**Stated task:**
Select from the data all lines with the word "medicinske".

**Exercise data:**
begin

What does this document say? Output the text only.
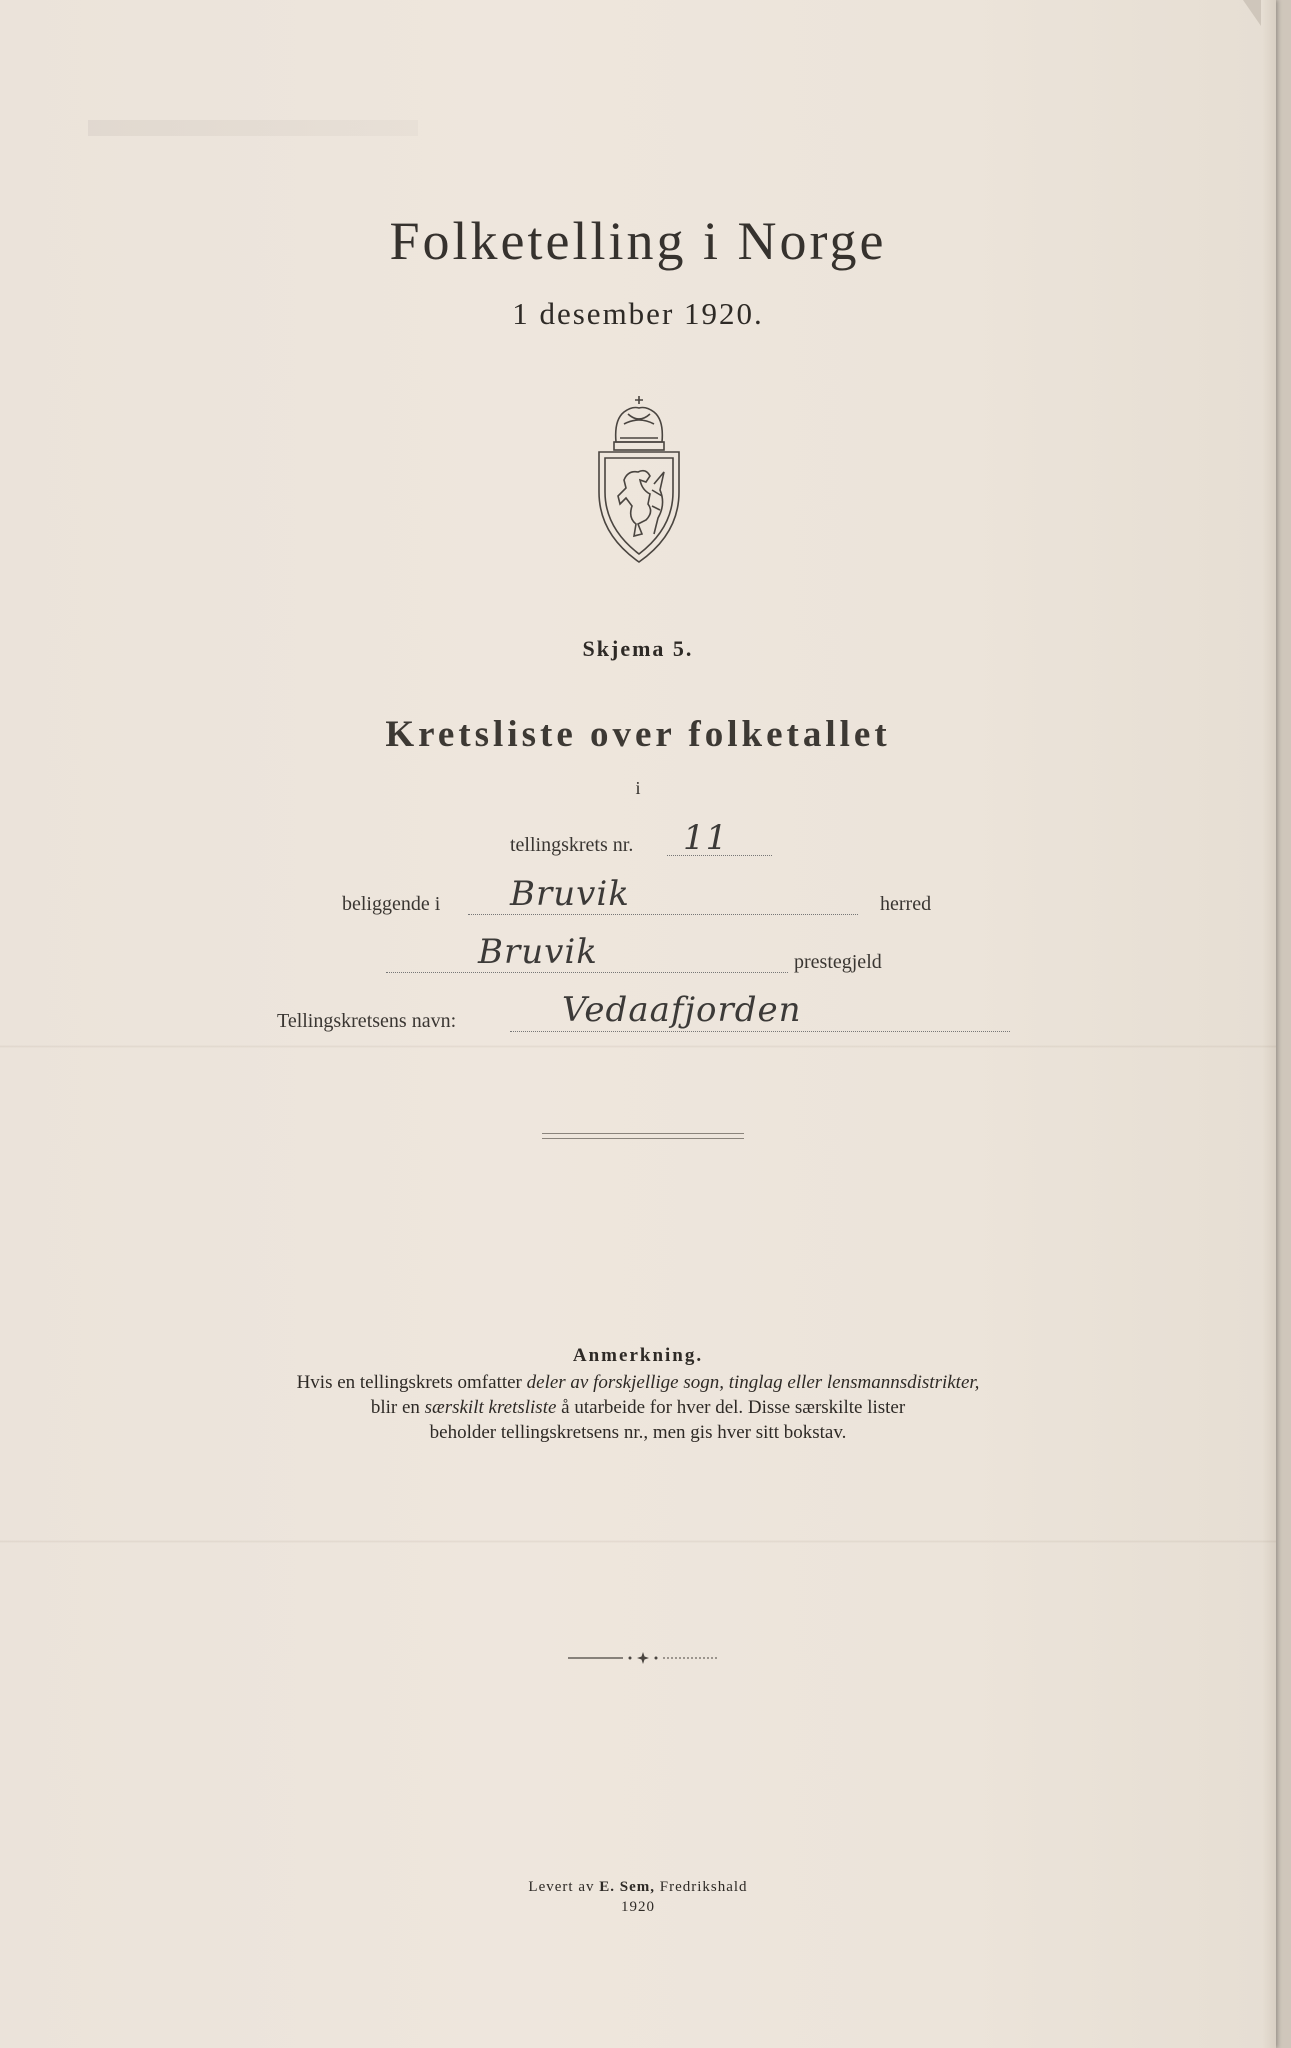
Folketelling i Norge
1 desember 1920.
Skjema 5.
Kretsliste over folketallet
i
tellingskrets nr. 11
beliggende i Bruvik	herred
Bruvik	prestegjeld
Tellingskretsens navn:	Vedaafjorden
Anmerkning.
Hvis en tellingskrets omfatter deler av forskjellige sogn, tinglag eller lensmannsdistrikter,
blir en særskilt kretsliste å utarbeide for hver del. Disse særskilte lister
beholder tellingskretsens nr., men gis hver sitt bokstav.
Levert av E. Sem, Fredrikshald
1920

end
begin

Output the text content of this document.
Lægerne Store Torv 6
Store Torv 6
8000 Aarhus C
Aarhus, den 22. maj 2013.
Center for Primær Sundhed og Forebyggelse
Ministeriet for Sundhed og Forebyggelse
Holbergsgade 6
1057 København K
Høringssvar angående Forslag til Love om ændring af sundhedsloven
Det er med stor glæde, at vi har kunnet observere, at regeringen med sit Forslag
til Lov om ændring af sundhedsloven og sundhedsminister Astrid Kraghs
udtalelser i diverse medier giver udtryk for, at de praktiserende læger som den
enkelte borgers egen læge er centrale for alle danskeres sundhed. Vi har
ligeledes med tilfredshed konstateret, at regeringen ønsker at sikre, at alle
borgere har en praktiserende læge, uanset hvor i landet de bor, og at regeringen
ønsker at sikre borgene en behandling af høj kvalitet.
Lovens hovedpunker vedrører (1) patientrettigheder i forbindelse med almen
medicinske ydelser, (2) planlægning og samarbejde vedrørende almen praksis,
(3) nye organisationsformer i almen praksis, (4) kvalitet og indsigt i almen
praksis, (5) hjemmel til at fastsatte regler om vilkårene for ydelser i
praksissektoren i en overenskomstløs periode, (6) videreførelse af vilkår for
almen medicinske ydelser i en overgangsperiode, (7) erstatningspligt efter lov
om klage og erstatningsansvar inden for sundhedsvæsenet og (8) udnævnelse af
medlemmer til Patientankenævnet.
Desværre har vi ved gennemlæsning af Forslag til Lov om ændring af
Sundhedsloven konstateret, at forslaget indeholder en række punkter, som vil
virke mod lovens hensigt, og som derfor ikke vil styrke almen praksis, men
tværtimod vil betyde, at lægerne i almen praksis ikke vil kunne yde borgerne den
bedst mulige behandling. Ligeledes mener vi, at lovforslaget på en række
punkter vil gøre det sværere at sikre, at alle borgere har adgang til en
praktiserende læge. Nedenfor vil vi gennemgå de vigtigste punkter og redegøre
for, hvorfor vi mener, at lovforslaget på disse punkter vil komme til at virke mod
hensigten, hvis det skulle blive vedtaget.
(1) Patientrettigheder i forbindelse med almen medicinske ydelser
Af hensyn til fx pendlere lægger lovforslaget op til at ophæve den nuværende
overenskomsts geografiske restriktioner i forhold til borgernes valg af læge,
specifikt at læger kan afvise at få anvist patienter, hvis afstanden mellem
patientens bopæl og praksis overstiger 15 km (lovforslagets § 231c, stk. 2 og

end
begin

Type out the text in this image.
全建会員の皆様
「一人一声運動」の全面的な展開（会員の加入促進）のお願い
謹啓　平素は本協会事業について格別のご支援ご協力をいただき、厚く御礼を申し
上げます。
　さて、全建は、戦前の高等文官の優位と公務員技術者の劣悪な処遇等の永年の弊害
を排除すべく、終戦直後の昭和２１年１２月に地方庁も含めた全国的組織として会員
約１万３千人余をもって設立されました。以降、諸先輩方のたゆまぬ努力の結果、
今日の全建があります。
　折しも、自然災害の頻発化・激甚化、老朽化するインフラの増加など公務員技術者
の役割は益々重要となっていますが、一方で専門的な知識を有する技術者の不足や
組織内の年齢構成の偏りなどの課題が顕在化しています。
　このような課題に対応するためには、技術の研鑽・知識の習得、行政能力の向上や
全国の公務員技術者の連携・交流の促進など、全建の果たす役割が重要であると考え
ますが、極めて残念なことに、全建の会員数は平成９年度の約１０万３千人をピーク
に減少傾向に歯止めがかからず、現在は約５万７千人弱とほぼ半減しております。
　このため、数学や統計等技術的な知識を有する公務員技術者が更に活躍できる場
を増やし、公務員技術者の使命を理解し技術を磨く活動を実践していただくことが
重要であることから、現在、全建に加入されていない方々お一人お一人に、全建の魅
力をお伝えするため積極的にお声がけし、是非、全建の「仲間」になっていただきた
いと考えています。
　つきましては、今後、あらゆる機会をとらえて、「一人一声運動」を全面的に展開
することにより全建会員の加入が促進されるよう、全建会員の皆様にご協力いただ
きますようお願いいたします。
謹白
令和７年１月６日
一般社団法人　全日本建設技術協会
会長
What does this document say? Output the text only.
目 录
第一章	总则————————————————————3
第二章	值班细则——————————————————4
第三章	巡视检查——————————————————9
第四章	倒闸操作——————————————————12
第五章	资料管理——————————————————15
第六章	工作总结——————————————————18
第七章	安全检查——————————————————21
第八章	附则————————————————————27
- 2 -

end

**The solution:**
medicinske ydelser, (2) planlægning og samarbejde vedrørende almen praksis,
almen medicinske ydelser i en overgangsperiode, (7) erstatningspligt efter lov
(1) Patientrettigheder i forbindelse med almen medicinske ydelser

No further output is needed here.